===== Supplied data

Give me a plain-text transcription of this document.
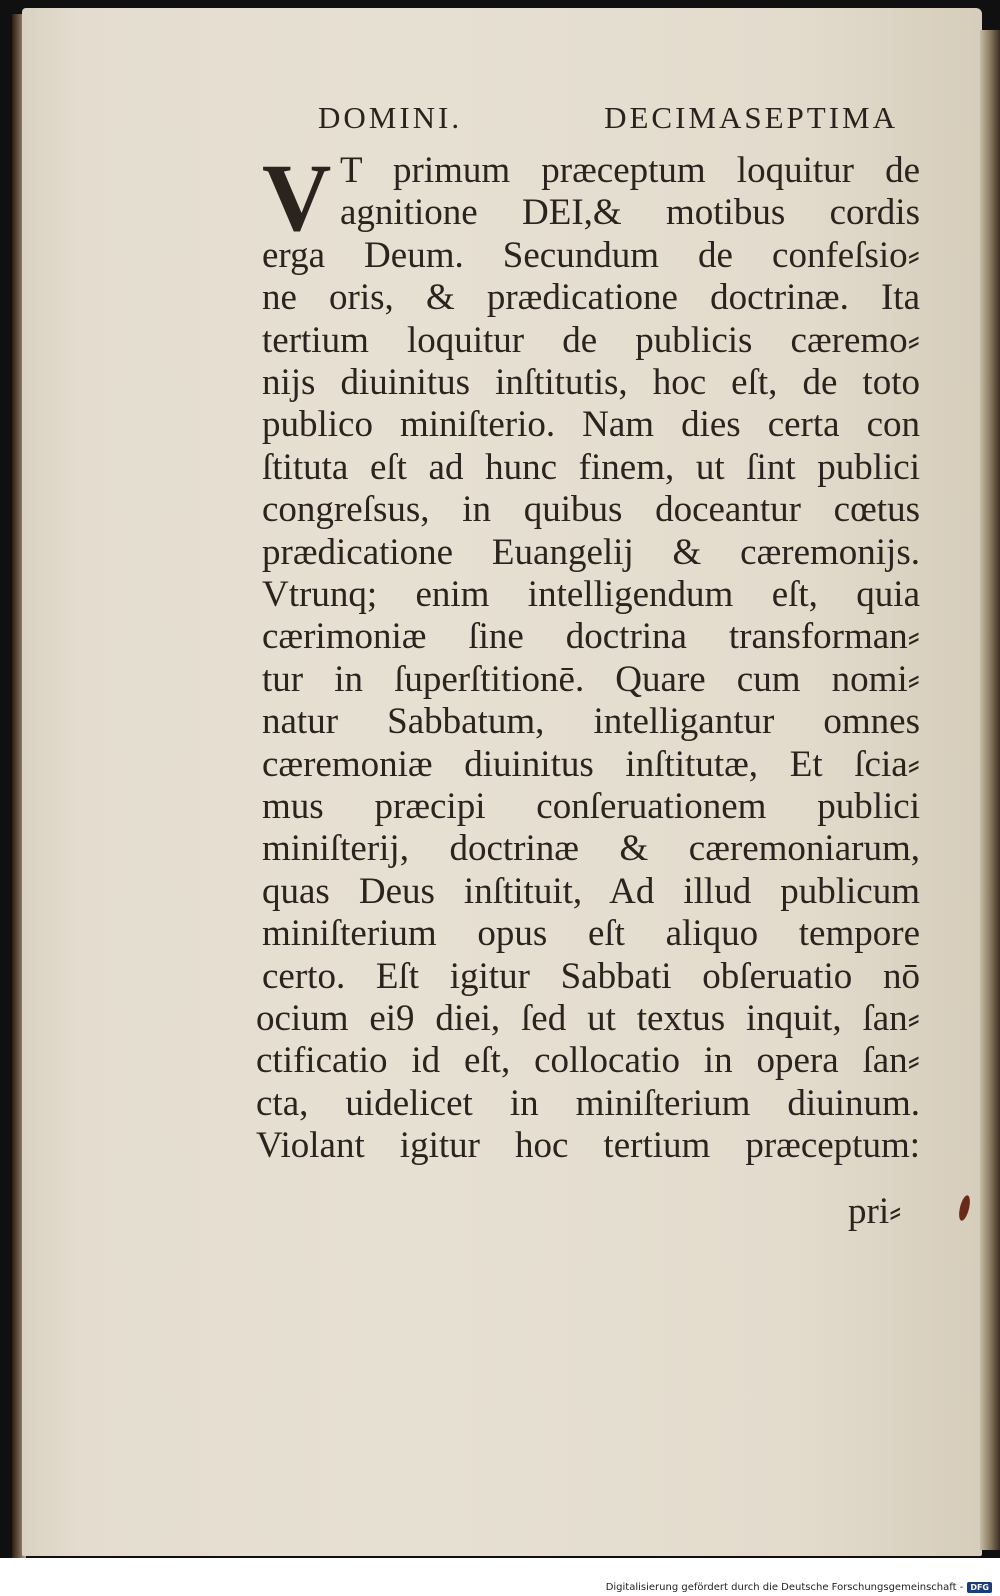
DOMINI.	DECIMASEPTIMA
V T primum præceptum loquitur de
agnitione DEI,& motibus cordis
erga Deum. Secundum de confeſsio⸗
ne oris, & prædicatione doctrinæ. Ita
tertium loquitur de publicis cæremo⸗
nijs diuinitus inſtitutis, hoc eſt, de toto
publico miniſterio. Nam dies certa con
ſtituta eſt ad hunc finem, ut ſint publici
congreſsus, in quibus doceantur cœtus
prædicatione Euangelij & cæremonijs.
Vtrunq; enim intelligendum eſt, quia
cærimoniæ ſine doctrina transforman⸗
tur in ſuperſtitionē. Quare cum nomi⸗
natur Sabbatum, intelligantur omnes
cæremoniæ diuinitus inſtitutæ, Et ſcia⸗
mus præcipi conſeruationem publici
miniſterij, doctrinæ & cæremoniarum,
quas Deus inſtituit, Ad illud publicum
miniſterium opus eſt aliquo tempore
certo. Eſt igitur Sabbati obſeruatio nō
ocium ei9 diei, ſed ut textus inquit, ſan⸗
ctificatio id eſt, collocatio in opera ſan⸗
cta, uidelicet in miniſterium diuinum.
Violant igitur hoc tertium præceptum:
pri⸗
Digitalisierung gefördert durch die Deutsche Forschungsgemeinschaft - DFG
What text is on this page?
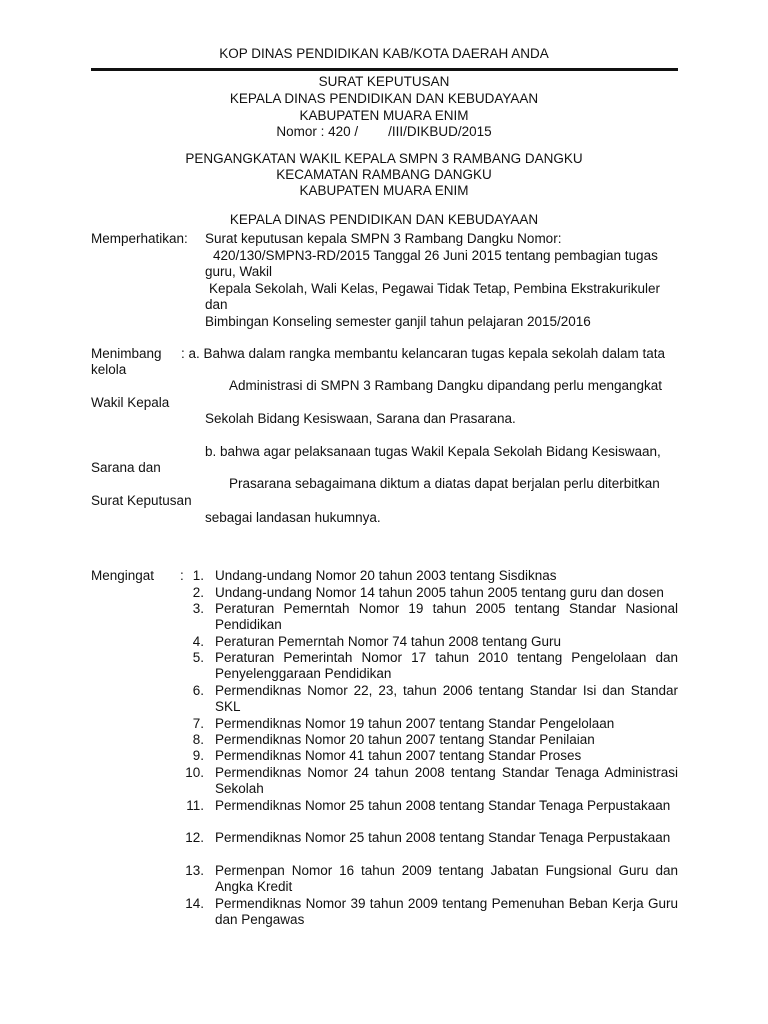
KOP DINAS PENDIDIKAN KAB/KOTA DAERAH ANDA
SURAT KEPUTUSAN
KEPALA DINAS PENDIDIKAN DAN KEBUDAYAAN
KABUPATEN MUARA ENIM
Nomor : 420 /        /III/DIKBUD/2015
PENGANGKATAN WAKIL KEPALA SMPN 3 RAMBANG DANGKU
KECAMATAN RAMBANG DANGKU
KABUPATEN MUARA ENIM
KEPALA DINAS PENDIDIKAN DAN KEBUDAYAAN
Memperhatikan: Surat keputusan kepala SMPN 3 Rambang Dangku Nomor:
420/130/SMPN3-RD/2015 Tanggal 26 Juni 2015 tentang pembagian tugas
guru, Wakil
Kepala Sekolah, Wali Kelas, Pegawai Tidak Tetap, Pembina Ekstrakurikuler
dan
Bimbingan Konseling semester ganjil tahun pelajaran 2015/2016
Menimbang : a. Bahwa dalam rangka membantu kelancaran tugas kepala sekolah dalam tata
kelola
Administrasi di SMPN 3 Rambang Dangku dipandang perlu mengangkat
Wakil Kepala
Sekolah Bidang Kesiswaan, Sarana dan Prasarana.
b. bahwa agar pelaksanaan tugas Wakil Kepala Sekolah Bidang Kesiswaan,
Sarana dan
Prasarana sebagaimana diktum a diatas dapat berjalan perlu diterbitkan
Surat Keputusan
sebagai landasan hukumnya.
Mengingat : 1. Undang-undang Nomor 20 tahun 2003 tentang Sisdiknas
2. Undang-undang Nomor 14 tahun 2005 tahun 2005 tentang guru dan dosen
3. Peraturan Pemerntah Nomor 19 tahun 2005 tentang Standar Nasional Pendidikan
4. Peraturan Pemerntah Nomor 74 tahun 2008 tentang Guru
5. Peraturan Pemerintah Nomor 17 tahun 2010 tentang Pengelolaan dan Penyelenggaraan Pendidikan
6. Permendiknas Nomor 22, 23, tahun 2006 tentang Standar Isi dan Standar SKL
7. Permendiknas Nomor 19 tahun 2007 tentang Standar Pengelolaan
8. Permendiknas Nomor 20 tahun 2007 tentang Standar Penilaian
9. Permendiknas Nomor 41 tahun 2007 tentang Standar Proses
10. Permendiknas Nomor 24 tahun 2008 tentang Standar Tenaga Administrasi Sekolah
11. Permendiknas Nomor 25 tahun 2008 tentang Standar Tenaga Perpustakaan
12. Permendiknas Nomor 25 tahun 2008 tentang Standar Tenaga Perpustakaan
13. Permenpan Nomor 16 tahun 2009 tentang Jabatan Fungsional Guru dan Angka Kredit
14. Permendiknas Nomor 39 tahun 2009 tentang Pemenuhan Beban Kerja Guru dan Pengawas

==========
===== Supplied data

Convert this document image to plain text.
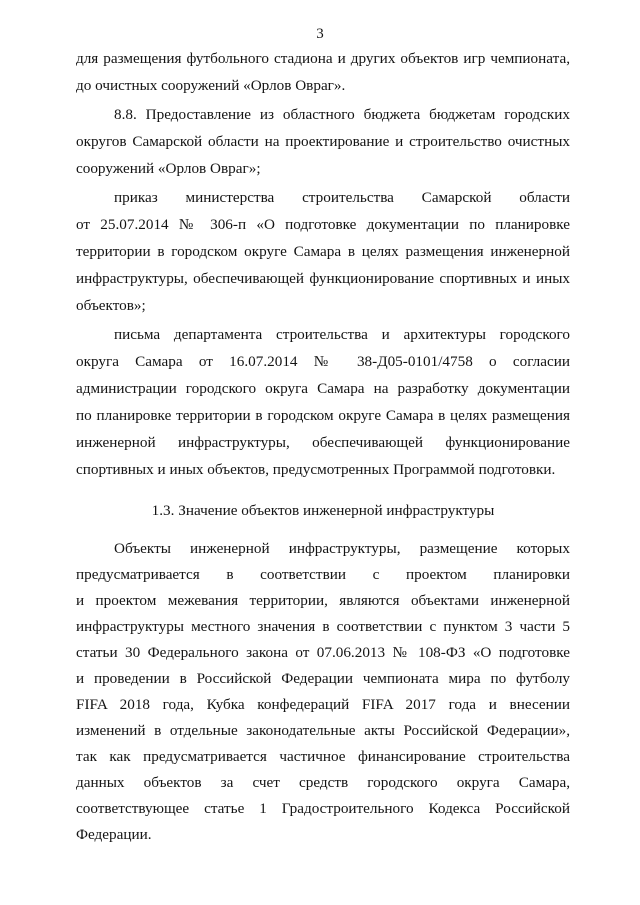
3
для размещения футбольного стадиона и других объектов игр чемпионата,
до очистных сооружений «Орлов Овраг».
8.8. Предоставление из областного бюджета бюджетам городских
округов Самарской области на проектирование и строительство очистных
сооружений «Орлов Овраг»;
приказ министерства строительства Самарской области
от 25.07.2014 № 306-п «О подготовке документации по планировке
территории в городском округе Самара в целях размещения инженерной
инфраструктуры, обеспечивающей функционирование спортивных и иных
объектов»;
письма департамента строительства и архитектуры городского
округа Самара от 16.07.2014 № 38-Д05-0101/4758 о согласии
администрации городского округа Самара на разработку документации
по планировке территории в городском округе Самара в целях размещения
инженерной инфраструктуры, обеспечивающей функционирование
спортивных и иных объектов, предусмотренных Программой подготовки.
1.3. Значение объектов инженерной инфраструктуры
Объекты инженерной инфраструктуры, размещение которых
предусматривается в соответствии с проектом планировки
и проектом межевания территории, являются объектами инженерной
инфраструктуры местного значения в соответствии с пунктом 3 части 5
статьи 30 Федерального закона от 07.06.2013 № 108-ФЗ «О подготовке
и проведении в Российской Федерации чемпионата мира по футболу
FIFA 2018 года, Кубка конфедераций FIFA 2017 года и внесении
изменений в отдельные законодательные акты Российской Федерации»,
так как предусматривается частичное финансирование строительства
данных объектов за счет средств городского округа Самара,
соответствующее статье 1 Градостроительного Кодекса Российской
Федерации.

==========
===== Supplied data

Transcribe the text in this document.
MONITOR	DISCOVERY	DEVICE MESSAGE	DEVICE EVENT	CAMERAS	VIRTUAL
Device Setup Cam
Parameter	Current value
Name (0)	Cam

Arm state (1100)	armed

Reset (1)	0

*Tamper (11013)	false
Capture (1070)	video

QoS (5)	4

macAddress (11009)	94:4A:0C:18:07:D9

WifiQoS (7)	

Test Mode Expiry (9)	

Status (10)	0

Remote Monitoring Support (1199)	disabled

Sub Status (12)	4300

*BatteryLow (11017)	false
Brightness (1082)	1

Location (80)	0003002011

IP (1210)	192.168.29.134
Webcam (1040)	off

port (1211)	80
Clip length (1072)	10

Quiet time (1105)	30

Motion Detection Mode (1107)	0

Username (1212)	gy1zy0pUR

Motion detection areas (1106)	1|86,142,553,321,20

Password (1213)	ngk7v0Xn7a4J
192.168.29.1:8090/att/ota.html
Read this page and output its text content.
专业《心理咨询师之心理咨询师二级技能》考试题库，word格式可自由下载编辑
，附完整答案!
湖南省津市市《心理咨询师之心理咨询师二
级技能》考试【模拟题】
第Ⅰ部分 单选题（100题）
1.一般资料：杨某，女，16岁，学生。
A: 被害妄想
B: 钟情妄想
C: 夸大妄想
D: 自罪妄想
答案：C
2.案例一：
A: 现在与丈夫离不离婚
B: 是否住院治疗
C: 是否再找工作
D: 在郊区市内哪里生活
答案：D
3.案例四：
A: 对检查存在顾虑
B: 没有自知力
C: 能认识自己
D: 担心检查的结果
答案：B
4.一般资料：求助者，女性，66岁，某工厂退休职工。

==========

> Challenge
Copy each line from the records above that includes the string "Pengelolaan".

> Exercise answer
5. Peraturan Pemerintah Nomor 17 tahun 2010 tentang Pengelolaan dan Penyelenggaraan Pendidikan
7. Permendiknas Nomor 19 tahun 2007 tentang Standar Pengelolaan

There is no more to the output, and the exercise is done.